**** GIVEN ENTRIES ****

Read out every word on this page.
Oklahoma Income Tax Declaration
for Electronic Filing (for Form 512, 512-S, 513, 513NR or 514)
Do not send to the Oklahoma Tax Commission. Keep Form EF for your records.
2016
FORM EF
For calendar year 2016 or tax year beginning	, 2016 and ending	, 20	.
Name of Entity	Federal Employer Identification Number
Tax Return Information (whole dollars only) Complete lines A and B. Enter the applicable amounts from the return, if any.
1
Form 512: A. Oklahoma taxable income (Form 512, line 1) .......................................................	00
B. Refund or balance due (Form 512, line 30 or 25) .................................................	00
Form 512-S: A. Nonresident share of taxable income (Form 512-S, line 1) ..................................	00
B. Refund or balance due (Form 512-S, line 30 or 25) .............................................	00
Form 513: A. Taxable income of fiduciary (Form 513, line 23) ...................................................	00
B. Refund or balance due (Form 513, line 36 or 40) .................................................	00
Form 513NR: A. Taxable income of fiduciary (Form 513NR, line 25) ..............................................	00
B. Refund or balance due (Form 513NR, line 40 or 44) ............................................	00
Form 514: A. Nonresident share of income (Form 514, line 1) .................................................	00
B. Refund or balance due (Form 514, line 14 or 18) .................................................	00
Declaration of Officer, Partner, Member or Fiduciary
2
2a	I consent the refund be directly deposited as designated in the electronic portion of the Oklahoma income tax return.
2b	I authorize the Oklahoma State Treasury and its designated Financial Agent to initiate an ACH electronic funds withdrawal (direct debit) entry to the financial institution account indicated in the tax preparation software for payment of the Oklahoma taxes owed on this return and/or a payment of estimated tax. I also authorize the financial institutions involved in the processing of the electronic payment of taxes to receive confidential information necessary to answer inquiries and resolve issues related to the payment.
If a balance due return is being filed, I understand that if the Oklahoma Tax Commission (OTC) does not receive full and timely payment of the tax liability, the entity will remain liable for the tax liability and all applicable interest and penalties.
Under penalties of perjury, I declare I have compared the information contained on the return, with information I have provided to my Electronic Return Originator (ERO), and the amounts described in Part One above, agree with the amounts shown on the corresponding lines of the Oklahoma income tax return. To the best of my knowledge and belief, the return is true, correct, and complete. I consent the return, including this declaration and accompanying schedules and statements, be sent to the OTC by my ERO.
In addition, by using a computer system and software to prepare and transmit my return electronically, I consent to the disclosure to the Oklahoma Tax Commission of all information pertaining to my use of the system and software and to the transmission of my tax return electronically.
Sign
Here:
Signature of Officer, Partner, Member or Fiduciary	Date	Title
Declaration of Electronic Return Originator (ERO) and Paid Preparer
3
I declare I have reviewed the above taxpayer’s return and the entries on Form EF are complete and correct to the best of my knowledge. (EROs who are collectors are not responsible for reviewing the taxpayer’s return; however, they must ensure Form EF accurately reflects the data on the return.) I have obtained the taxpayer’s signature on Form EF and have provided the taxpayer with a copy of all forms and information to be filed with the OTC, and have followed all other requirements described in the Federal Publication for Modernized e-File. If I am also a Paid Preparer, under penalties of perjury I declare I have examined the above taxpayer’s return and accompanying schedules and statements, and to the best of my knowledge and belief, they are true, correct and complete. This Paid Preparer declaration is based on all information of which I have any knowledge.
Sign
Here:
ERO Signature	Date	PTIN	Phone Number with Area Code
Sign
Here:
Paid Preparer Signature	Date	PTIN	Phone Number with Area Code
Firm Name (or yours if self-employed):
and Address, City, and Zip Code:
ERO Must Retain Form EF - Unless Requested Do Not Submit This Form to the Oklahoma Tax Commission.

****

Extract all of the data above without altering anything.

Read out every word on this page.
Oklahoma Income Tax Declaration
for Electronic Filing (for Form 512, 512-S, 513, 513NR or 514)
Do not send to the Oklahoma Tax Commission. Keep Form EF for your records.
2016
FORM EF
For calendar year 2016 or tax year beginning	, 2016 and ending	, 20	.
Name of Entity	Federal Employer Identification Number
Tax Return Information (whole dollars only) Complete lines A and B. Enter the applicable amounts from the return, if any.
1
Form 512: A. Oklahoma taxable income (Form 512, line 1) .......................................................	00
B. Refund or balance due (Form 512, line 30 or 25) .................................................	00
Form 512-S: A. Nonresident share of taxable income (Form 512-S, line 1) ..................................	00
B. Refund or balance due (Form 512-S, line 30 or 25) .............................................	00
Form 513: A. Taxable income of fiduciary (Form 513, line 23) ...................................................	00
B. Refund or balance due (Form 513, line 36 or 40) .................................................	00
Form 513NR: A. Taxable income of fiduciary (Form 513NR, line 25) ..............................................	00
B. Refund or balance due (Form 513NR, line 40 or 44) ............................................	00
Form 514: A. Nonresident share of income (Form 514, line 1) .................................................	00
B. Refund or balance due (Form 514, line 14 or 18) .................................................	00
Declaration of Officer, Partner, Member or Fiduciary
2
2a	I consent the refund be directly deposited as designated in the electronic portion of the Oklahoma income tax return.
2b	I authorize the Oklahoma State Treasury and its designated Financial Agent to initiate an ACH electronic funds withdrawal (direct debit) entry to the financial institution account indicated in the tax preparation software for payment of the Oklahoma taxes owed on this return and/or a payment of estimated tax. I also authorize the financial institutions involved in the processing of the electronic payment of taxes to receive confidential information necessary to answer inquiries and resolve issues related to the payment.
If a balance due return is being filed, I understand that if the Oklahoma Tax Commission (OTC) does not receive full and timely payment of the tax liability, the entity will remain liable for the tax liability and all applicable interest and penalties.
Under penalties of perjury, I declare I have compared the information contained on the return, with information I have provided to my Electronic Return Originator (ERO), and the amounts described in Part One above, agree with the amounts shown on the corresponding lines of the Oklahoma income tax return. To the best of my knowledge and belief, the return is true, correct, and complete. I consent the return, including this declaration and accompanying schedules and statements, be sent to the OTC by my ERO.
In addition, by using a computer system and software to prepare and transmit my return electronically, I consent to the disclosure to the Oklahoma Tax Commission of all information pertaining to my use of the system and software and to the transmission of my tax return electronically.
Sign
Here:
Signature of Officer, Partner, Member or Fiduciary	Date	Title
Declaration of Electronic Return Originator (ERO) and Paid Preparer
3
I declare I have reviewed the above taxpayer’s return and the entries on Form EF are complete and correct to the best of my knowledge. (EROs who are collectors are not responsible for reviewing the taxpayer’s return; however, they must ensure Form EF accurately reflects the data on the return.) I have obtained the taxpayer’s signature on Form EF and have provided the taxpayer with a copy of all forms and information to be filed with the OTC, and have followed all other requirements described in the Federal Publication for Modernized e-File. If I am also a Paid Preparer, under penalties of perjury I declare I have examined the above taxpayer’s return and accompanying schedules and statements, and to the best of my knowledge and belief, they are true, correct and complete. This Paid Preparer declaration is based on all information of which I have any knowledge.
Sign
Here:
ERO Signature	Date	PTIN	Phone Number with Area Code
Sign
Here:
Paid Preparer Signature	Date	PTIN	Phone Number with Area Code
Firm Name (or yours if self-employed):
and Address, City, and Zip Code:
ERO Must Retain Form EF - Unless Requested Do Not Submit This Form to the Oklahoma Tax Commission.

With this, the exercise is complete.